— begin —
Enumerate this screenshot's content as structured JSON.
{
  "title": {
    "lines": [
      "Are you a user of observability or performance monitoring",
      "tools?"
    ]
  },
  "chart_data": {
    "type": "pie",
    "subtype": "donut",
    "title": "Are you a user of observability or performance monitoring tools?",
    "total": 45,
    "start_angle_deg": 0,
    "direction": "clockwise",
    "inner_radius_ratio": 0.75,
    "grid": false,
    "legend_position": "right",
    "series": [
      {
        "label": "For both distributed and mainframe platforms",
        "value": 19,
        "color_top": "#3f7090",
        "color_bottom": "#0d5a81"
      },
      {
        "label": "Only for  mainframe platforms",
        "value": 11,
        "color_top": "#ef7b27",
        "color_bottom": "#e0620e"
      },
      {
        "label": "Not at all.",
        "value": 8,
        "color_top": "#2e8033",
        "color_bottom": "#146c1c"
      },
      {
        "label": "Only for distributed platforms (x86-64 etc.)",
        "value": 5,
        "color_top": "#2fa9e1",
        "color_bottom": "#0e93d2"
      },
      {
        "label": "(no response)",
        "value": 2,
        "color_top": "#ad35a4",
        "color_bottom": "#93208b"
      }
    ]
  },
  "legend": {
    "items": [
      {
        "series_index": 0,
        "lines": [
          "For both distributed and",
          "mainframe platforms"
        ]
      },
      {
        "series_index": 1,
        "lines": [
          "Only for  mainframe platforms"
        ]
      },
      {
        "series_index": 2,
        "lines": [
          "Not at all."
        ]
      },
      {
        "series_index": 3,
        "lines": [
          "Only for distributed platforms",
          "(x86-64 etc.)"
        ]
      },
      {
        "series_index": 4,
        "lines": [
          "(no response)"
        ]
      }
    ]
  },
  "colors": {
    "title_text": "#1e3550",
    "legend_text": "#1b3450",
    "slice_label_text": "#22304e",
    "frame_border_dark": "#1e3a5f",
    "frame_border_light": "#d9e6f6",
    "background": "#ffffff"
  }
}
— end —
Your task
Everything in the listing above should be restated exactly.

Answer to this problem
Enumerate this screenshot's content as structured JSON.
{
  "title": {
    "lines": [
      "Are you a user of observability or performance monitoring",
      "tools?"
    ]
  },
  "chart_data": {
    "type": "pie",
    "subtype": "donut",
    "title": "Are you a user of observability or performance monitoring tools?",
    "total": 45,
    "start_angle_deg": 0,
    "direction": "clockwise",
    "inner_radius_ratio": 0.75,
    "grid": false,
    "legend_position": "right",
    "series": [
      {
        "label": "For both distributed and mainframe platforms",
        "value": 19,
        "color_top": "#3f7090",
        "color_bottom": "#0d5a81"
      },
      {
        "label": "Only for  mainframe platforms",
        "value": 11,
        "color_top": "#ef7b27",
        "color_bottom": "#e0620e"
      },
      {
        "label": "Not at all.",
        "value": 8,
        "color_top": "#2e8033",
        "color_bottom": "#146c1c"
      },
      {
        "label": "Only for distributed platforms (x86-64 etc.)",
        "value": 5,
        "color_top": "#2fa9e1",
        "color_bottom": "#0e93d2"
      },
      {
        "label": "(no response)",
        "value": 2,
        "color_top": "#ad35a4",
        "color_bottom": "#93208b"
      }
    ]
  },
  "legend": {
    "items": [
      {
        "series_index": 0,
        "lines": [
          "For both distributed and",
          "mainframe platforms"
        ]
      },
      {
        "series_index": 1,
        "lines": [
          "Only for  mainframe platforms"
        ]
      },
      {
        "series_index": 2,
        "lines": [
          "Not at all."
        ]
      },
      {
        "series_index": 3,
        "lines": [
          "Only for distributed platforms",
          "(x86-64 etc.)"
        ]
      },
      {
        "series_index": 4,
        "lines": [
          "(no response)"
        ]
      }
    ]
  },
  "colors": {
    "title_text": "#1e3550",
    "legend_text": "#1b3450",
    "slice_label_text": "#22304e",
    "frame_border_dark": "#1e3a5f",
    "frame_border_light": "#d9e6f6",
    "background": "#ffffff"
  }
}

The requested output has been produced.